*YOUR TASK*.
Reproduce each of the lines word for word.

-- Begin THE INPUT --

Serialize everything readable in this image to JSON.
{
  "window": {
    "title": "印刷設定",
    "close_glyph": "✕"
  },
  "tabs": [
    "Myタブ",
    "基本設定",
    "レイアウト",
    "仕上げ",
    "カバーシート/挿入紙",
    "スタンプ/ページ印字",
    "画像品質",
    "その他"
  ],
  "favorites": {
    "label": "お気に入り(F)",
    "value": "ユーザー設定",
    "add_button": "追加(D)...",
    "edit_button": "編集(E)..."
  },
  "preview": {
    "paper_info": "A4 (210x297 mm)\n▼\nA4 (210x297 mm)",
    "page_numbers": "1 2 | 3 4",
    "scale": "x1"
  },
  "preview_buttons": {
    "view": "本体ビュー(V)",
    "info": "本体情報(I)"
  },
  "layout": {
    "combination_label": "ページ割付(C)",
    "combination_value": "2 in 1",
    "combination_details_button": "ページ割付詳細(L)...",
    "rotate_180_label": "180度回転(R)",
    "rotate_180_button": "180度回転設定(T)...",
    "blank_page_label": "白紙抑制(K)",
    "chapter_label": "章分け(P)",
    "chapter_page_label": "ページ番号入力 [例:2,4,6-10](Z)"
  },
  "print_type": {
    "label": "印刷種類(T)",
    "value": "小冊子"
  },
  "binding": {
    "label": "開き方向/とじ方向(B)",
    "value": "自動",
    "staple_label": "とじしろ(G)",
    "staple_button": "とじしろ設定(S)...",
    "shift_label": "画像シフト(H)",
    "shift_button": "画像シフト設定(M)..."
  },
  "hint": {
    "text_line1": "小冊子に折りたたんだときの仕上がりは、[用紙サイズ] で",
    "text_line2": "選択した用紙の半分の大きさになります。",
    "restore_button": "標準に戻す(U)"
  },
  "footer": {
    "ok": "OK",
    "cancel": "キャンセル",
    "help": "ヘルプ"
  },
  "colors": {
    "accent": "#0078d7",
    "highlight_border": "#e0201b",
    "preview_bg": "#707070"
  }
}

-- End THE INPUT --

*EXERCISE OUTPUT*.
Serialize everything readable in this image to JSON.
{
  "window": {
    "title": "印刷設定",
    "close_glyph": "✕"
  },
  "tabs": [
    "Myタブ",
    "基本設定",
    "レイアウト",
    "仕上げ",
    "カバーシート/挿入紙",
    "スタンプ/ページ印字",
    "画像品質",
    "その他"
  ],
  "favorites": {
    "label": "お気に入り(F)",
    "value": "ユーザー設定",
    "add_button": "追加(D)...",
    "edit_button": "編集(E)..."
  },
  "preview": {
    "paper_info": "A4 (210x297 mm)\n▼\nA4 (210x297 mm)",
    "page_numbers": "1 2 | 3 4",
    "scale": "x1"
  },
  "preview_buttons": {
    "view": "本体ビュー(V)",
    "info": "本体情報(I)"
  },
  "layout": {
    "combination_label": "ページ割付(C)",
    "combination_value": "2 in 1",
    "combination_details_button": "ページ割付詳細(L)...",
    "rotate_180_label": "180度回転(R)",
    "rotate_180_button": "180度回転設定(T)...",
    "blank_page_label": "白紙抑制(K)",
    "chapter_label": "章分け(P)",
    "chapter_page_label": "ページ番号入力 [例:2,4,6-10](Z)"
  },
  "print_type": {
    "label": "印刷種類(T)",
    "value": "小冊子"
  },
  "binding": {
    "label": "開き方向/とじ方向(B)",
    "value": "自動",
    "staple_label": "とじしろ(G)",
    "staple_button": "とじしろ設定(S)...",
    "shift_label": "画像シフト(H)",
    "shift_button": "画像シフト設定(M)..."
  },
  "hint": {
    "text_line1": "小冊子に折りたたんだときの仕上がりは、[用紙サイズ] で",
    "text_line2": "選択した用紙の半分の大きさになります。",
    "restore_button": "標準に戻す(U)"
  },
  "footer": {
    "ok": "OK",
    "cancel": "キャンセル",
    "help": "ヘルプ"
  },
  "colors": {
    "accent": "#0078d7",
    "highlight_border": "#e0201b",
    "preview_bg": "#707070"
  }
}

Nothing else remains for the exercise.